_Entries provided_
________

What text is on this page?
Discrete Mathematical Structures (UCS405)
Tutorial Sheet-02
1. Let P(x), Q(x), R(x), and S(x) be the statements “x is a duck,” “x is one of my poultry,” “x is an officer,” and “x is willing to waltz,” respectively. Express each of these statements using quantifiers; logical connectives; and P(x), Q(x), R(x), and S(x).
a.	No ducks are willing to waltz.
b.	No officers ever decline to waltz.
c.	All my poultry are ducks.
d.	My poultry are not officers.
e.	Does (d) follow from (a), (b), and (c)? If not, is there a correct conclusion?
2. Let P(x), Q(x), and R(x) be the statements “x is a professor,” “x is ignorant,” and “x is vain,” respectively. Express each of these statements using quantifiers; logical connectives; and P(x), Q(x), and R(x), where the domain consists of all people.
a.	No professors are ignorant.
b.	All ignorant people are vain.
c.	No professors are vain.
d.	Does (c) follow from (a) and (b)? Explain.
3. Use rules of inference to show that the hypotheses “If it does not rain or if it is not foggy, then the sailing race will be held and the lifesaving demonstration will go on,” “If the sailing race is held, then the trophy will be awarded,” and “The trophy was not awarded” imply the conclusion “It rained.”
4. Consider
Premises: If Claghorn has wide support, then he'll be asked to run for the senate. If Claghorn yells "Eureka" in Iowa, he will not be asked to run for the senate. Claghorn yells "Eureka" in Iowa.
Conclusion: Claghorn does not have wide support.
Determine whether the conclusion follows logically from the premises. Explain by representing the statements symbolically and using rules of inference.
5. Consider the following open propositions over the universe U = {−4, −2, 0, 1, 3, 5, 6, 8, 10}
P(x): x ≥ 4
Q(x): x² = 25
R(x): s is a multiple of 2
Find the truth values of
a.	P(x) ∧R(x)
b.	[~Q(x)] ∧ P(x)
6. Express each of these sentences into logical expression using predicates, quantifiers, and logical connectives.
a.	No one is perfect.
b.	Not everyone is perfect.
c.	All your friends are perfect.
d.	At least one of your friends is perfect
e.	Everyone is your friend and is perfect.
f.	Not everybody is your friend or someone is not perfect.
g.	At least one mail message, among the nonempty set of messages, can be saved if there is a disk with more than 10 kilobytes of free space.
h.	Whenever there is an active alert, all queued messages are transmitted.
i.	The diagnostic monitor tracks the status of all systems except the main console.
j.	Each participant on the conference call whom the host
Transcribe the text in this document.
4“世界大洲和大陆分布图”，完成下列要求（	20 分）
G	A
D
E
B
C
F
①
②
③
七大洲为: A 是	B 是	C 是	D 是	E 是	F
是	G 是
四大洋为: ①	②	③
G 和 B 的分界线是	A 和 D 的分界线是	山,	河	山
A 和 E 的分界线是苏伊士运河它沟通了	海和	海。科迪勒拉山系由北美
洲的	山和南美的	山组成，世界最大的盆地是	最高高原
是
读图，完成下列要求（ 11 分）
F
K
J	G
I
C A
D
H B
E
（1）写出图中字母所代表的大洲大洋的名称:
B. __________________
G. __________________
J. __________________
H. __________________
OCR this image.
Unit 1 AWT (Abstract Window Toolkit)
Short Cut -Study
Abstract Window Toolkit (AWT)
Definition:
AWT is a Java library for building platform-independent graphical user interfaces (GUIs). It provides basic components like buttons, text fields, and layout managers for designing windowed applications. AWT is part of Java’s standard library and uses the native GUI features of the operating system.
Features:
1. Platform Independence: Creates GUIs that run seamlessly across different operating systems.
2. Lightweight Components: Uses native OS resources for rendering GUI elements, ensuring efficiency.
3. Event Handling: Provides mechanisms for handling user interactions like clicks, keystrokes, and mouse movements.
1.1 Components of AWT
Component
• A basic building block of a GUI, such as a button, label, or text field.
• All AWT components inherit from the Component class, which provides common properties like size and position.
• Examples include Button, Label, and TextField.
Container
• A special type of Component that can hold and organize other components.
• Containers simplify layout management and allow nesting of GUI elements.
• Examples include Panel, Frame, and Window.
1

________

_Stated problem_
Look above for lines with the word "willing" and copy them all.

_Result_
1. Let P(x), Q(x), R(x), and S(x) be the statements “x is a duck,” “x is one of my poultry,” “x is an officer,” and “x is willing to waltz,” respectively. Express each of these statements using quantifiers; logical connectives; and P(x), Q(x), R(x), and S(x).
a.	No ducks are willing to waltz.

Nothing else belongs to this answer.